» TASK DETAILS
Read the data and repeat all of it exactly.

-------- PROVIDED DATA --------

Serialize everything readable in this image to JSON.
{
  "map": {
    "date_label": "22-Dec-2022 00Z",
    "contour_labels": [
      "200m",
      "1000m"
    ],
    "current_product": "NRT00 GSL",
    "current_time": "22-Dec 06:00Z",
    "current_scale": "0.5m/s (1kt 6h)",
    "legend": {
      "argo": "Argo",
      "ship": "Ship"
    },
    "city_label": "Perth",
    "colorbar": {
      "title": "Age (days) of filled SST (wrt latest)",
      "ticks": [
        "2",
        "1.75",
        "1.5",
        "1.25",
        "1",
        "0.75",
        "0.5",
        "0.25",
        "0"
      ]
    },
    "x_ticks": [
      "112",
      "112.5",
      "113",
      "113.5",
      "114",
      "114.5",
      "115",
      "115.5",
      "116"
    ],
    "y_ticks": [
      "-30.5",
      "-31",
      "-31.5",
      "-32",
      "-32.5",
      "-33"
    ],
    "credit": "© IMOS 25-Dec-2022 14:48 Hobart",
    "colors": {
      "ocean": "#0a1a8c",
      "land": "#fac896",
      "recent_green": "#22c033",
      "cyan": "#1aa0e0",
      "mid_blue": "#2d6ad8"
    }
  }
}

--------

» SOLVED EXERCISE
Serialize everything readable in this image to JSON.
{
  "map": {
    "date_label": "22-Dec-2022 00Z",
    "contour_labels": [
      "200m",
      "1000m"
    ],
    "current_product": "NRT00 GSL",
    "current_time": "22-Dec 06:00Z",
    "current_scale": "0.5m/s (1kt 6h)",
    "legend": {
      "argo": "Argo",
      "ship": "Ship"
    },
    "city_label": "Perth",
    "colorbar": {
      "title": "Age (days) of filled SST (wrt latest)",
      "ticks": [
        "2",
        "1.75",
        "1.5",
        "1.25",
        "1",
        "0.75",
        "0.5",
        "0.25",
        "0"
      ]
    },
    "x_ticks": [
      "112",
      "112.5",
      "113",
      "113.5",
      "114",
      "114.5",
      "115",
      "115.5",
      "116"
    ],
    "y_ticks": [
      "-30.5",
      "-31",
      "-31.5",
      "-32",
      "-32.5",
      "-33"
    ],
    "credit": "© IMOS 25-Dec-2022 14:48 Hobart",
    "colors": {
      "ocean": "#0a1a8c",
      "land": "#fac896",
      "recent_green": "#22c033",
      "cyan": "#1aa0e0",
      "mid_blue": "#2d6ad8"
    }
  }
}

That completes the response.